→ SUPPLIED PASSAGE
────────────────
This story was originally published by Wisconsin Watch.
WTMJ was once the pinnacle of conservative talk radio in Wisconsin. However, with the station’s ownership change and its fresh, news-driven approach, WTMJ has moved away from conservative rhetoric — reflecting a shift in Milwaukee’s demographics and media landscape.
“It’s very much changed now. I mean, quite significantly. They’re clearly moving away from conservative talk radio,” said former WTMJ host Charlie Sykes, a pioneer of right-wing radio in Wisconsin who helped pave the way for the 2010 election of Republican Gov. Scott Walker.
The conservative reputation long stuck with WTMJ, but in recent years some believe the station is turning left.
Assembly Speaker Robin Vos, R-Rochester, said WTMJ is now a “left wing” station that has faced a “precipitous decline” in ratings since it “left conservative talk radio.”
“They’ve tried to have liberal talk radio in Wisconsin for 20 years, and it’s always failed, because you still have to get listeners and you have to get advertisers,” Vos said. “I have a feeling that unless they have deep pockets from some billionaire who wants to say, ‘I’m going to help make Wisconsin more liberal by having liberal talk radio,’ it’s not going to be successful. But you know, the free market’s a free market.”
Sykes said WTMJ’s change could reflect the shifting political leanings of the Milwaukee suburbs. Waukesha, Ozaukee and Washington — the WOW counties — were once the “beating heart of the new resurgent Republican Party,” but since 2016 have become more liberal.
“Radio is always going to chase the audience, and there’s nothing radical about this,” Sykes said. “They will always try to go where the audience is.”
────────────────
→ RECORD EXTRACTS
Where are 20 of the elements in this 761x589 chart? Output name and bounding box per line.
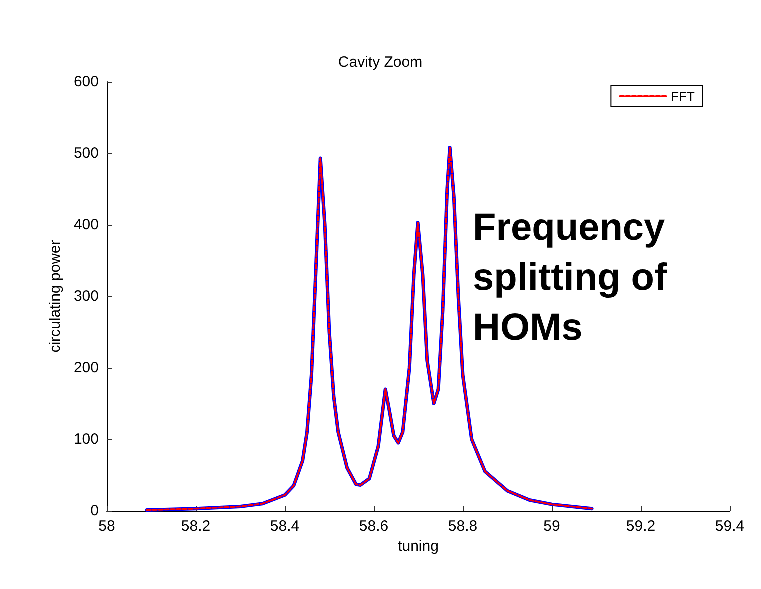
x-tick-label: 58 — [98, 518, 116, 535]
y-tick-label: 600 — [74, 74, 99, 90]
y-tick-label: 200 — [74, 360, 99, 376]
y-axis-title: circulating power — [47, 240, 64, 353]
annotation: Frequency splitting of HOMs — [473, 207, 678, 349]
x-tick-label: 58.2 — [181, 518, 211, 535]
x-tick-label: 59.4 — [715, 518, 745, 535]
y-tick-label: 0 — [90, 502, 99, 520]
y-tick-label: 300 — [74, 288, 99, 305]
chart-title: Cavity Zoom — [338, 54, 423, 71]
x-tick-label: 59 — [544, 518, 560, 535]
x-axis-title: tuning — [398, 538, 439, 555]
legend-label: FFT — [671, 89, 696, 104]
x-tick-label: 58.6 — [359, 518, 389, 535]
x-tick-label: 58.8 — [448, 518, 478, 535]
x-tick-label: 58.4 — [270, 518, 300, 535]
y-tick-label: 400 — [74, 216, 99, 234]
x-tick-label: 59.2 — [626, 518, 656, 535]
y-tick-label: 100 — [74, 431, 99, 448]
y-tick-label: 500 — [74, 145, 99, 162]
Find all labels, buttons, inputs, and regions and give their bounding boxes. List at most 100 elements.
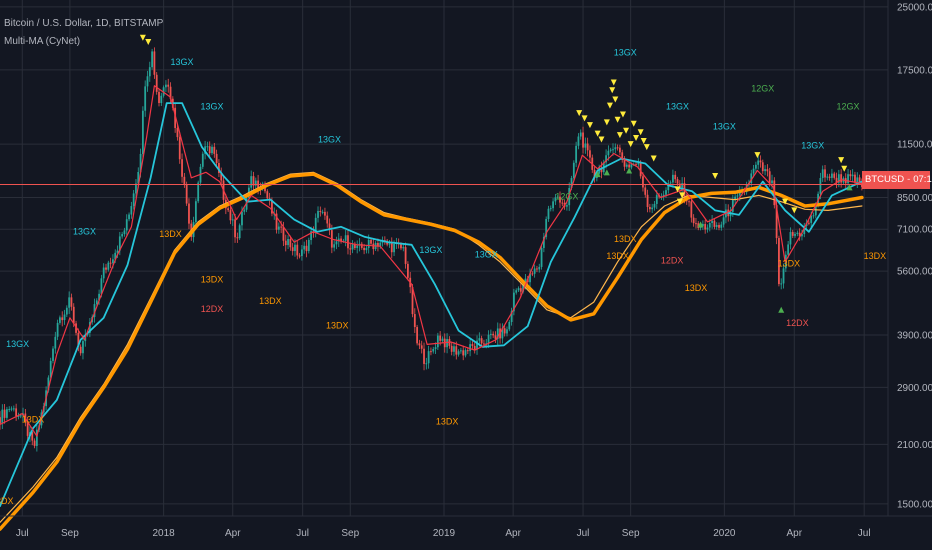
────────────────
→ INSTRUCTION 1
Condense the paragraph of the WTMJ article that begins "Sykes said WTMJ's change" into a single shorter sentence that keeps its main facts.
→ INSTRUCTION 2
Reproduce the part of the WTMJ article that opens with the words containing "Assembly Speaker Robin" and closes with "become more liberal.", renaming "liberal talk radio" to "progressive talk radio" throughout.

→ FULL RESPONSE 1
Sykes said WTMJ's shift may mirror the changing politics of the Milwaukee suburbs, where the WOW counties of Waukesha, Ozaukee and Washington, once the "beating heart of the new resurgent Republican Party," have grown more liberal since 2016.

→ FULL RESPONSE 2
Assembly Speaker Robin Vos, R-Rochester, said WTMJ is now a “left wing” station that has faced a “precipitous decline” in ratings since it “left conservative talk radio.”
“They’ve tried to have progressive talk radio in Wisconsin for 20 years, and it’s always failed, because you still have to get listeners and you have to get advertisers,” Vos said. “I have a feeling that unless they have deep pockets from some billionaire who wants to say, ‘I’m going to help make Wisconsin more liberal by having progressive talk radio,’ it’s not going to be successful. But you know, the free market’s a free market.”
Sykes said WTMJ’s change could reflect the shifting political leanings of the Milwaukee suburbs. Waukesha, Ozaukee and Washington — the WOW counties — were once the “beating heart of the new resurgent Republican Party,” but since 2016 have become more liberal.